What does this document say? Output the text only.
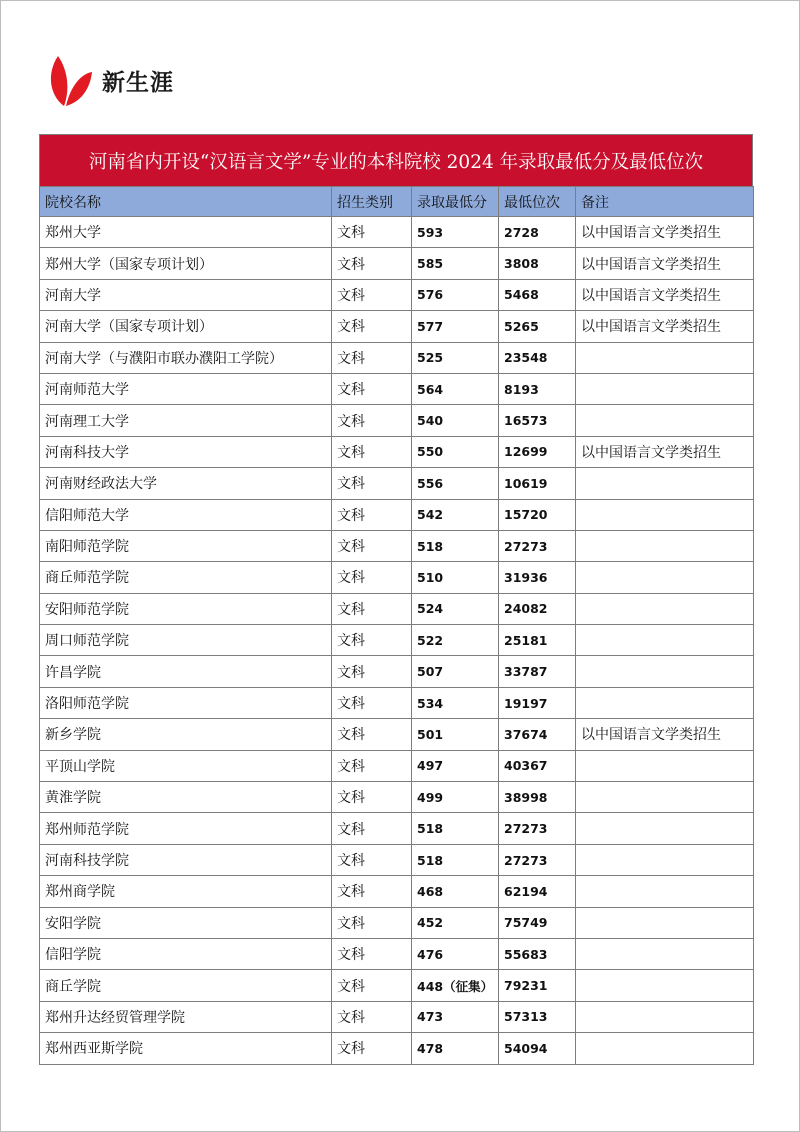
新生涯
河南省内开设“汉语言文学”专业的本科院校 2024 年录取最低分及最低位次
院校名称	招生类别	录取最低分	最低位次	备注
郑州大学	文科	593	2728	以中国语言文学类招生
郑州大学（国家专项计划）	文科	585	3808	以中国语言文学类招生
河南大学	文科	576	5468	以中国语言文学类招生
河南大学（国家专项计划）	文科	577	5265	以中国语言文学类招生
河南大学（与濮阳市联办濮阳工学院）	文科	525	23548	
河南师范大学	文科	564	8193	
河南理工大学	文科	540	16573	
河南科技大学	文科	550	12699	以中国语言文学类招生
河南财经政法大学	文科	556	10619	
信阳师范大学	文科	542	15720	
南阳师范学院	文科	518	27273	
商丘师范学院	文科	510	31936	
安阳师范学院	文科	524	24082	
周口师范学院	文科	522	25181	
许昌学院	文科	507	33787	
洛阳师范学院	文科	534	19197	
新乡学院	文科	501	37674	以中国语言文学类招生
平顶山学院	文科	497	40367	
黄淮学院	文科	499	38998	
郑州师范学院	文科	518	27273	
河南科技学院	文科	518	27273	
郑州商学院	文科	468	62194	
安阳学院	文科	452	75749	
信阳学院	文科	476	55683	
商丘学院	文科	448（征集）	79231	
郑州升达经贸管理学院	文科	473	57313	
郑州西亚斯学院	文科	478	54094	
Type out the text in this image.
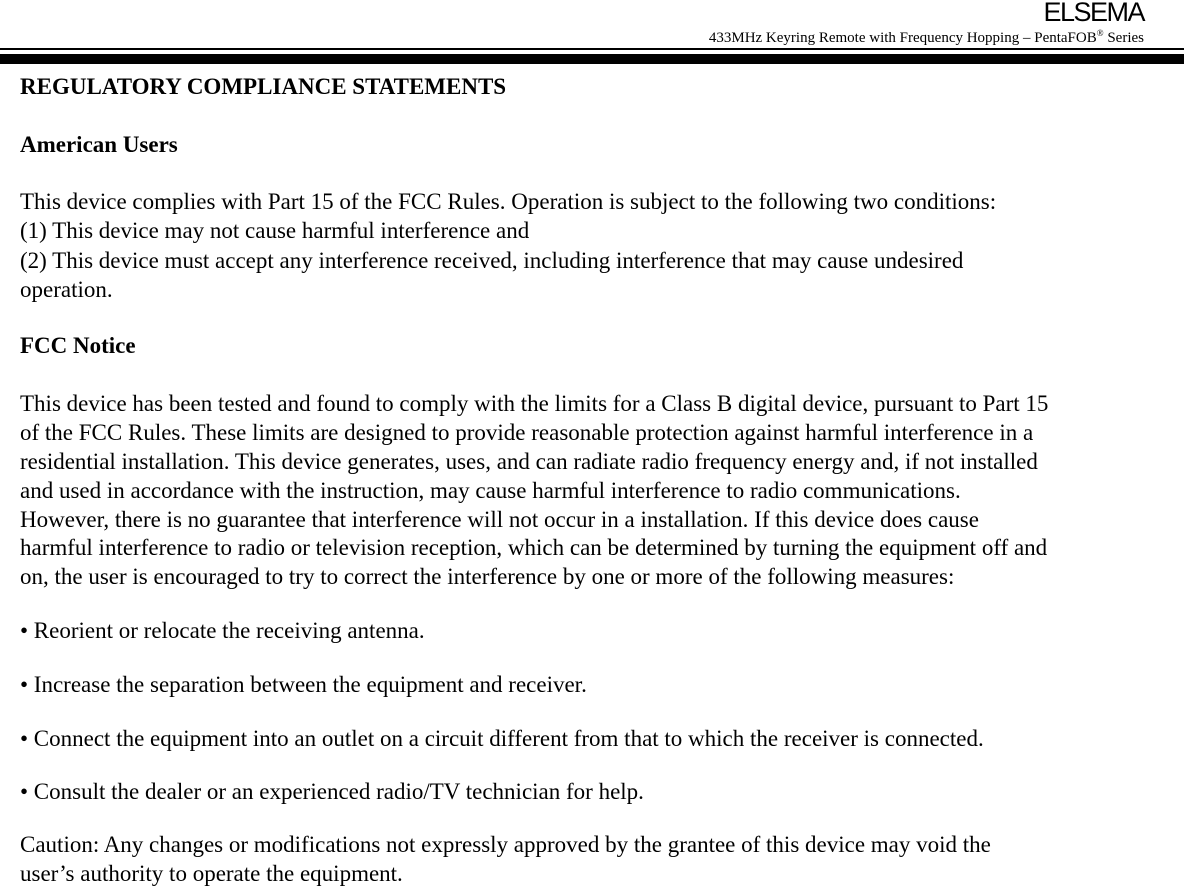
ELSEMA
433MHz Keyring Remote with Frequency Hopping – PentaFOB® Series
REGULATORY COMPLIANCE STATEMENTS
American Users
This device complies with Part 15 of the FCC Rules. Operation is subject to the following two conditions:
(1) This device may not cause harmful interference and
(2) This device must accept any interference received, including interference that may cause undesired
operation.
FCC Notice
This device has been tested and found to comply with the limits for a Class B digital device, pursuant to Part 15
of the FCC Rules. These limits are designed to provide reasonable protection against harmful interference in a
residential installation. This device generates, uses, and can radiate radio frequency energy and, if not installed
and used in accordance with the instruction, may cause harmful interference to radio communications.
However, there is no guarantee that interference will not occur in a installation. If this device does cause
harmful interference to radio or television reception, which can be determined by turning the equipment off and
on, the user is encouraged to try to correct the interference by one or more of the following measures:
• Reorient or relocate the receiving antenna.
• Increase the separation between the equipment and receiver.
• Connect the equipment into an outlet on a circuit different from that to which the receiver is connected.
• Consult the dealer or an experienced radio/TV technician for help.
Caution: Any changes or modifications not expressly approved by the grantee of this device may void the
user’s authority to operate the equipment.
━━━━━━━━━━
* _EXERCISE DIRECTIONS_:
Copy out every line from the records that has the word "Part".

* _SOLVED EXERCISE_:
This device complies with Part 15 of the FCC Rules. Operation is subject to the following two conditions:
This device has been tested and found to comply with the limits for a Class B digital device, pursuant to Part 15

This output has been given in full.